◆ The problem
Find each line containing the string "that" and return it.

◆ Data to use

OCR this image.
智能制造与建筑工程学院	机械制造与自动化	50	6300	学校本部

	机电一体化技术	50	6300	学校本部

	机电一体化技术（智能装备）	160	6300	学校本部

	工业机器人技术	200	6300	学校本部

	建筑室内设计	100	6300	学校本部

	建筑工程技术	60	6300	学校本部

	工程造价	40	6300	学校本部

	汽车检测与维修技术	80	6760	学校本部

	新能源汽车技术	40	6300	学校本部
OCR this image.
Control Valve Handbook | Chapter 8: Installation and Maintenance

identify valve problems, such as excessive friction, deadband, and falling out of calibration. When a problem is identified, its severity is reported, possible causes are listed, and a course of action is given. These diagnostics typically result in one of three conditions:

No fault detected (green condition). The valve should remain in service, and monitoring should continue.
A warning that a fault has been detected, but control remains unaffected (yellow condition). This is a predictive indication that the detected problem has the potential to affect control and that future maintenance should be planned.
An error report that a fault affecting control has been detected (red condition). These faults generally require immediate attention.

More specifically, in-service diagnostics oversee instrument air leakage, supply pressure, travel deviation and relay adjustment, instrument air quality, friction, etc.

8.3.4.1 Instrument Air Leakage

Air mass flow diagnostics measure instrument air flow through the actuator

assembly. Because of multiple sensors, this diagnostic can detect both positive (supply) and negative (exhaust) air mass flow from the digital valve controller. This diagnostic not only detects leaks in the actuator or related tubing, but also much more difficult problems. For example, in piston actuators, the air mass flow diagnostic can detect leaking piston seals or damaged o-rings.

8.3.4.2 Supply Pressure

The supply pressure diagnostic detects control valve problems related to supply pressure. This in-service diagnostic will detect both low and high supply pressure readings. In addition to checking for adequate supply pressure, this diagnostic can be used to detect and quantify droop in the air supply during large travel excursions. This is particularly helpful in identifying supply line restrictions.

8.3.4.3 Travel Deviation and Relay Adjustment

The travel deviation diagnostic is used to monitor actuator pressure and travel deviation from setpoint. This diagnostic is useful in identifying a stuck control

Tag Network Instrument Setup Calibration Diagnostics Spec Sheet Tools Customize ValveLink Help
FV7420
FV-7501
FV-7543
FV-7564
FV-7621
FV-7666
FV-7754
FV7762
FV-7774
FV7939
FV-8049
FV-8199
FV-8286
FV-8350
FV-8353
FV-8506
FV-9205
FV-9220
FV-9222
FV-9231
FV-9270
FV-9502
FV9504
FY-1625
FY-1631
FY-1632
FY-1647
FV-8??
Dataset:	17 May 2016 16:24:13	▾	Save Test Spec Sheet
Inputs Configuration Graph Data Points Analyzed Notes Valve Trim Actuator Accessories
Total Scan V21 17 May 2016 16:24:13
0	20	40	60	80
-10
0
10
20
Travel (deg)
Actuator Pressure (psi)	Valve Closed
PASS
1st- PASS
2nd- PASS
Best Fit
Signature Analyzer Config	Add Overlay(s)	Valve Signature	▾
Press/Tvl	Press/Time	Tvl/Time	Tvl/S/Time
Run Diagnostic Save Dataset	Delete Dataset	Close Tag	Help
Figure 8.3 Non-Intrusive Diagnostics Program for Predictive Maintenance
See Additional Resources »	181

◆ Solution to this problem
A warning that a fault has been detected, but control remains unaffected (yellow condition). This is a predictive indication that the detected problem has the potential to affect control and that future maintenance should be planned.
An error report that a fault affecting control has been detected (red condition). These faults generally require immediate attention.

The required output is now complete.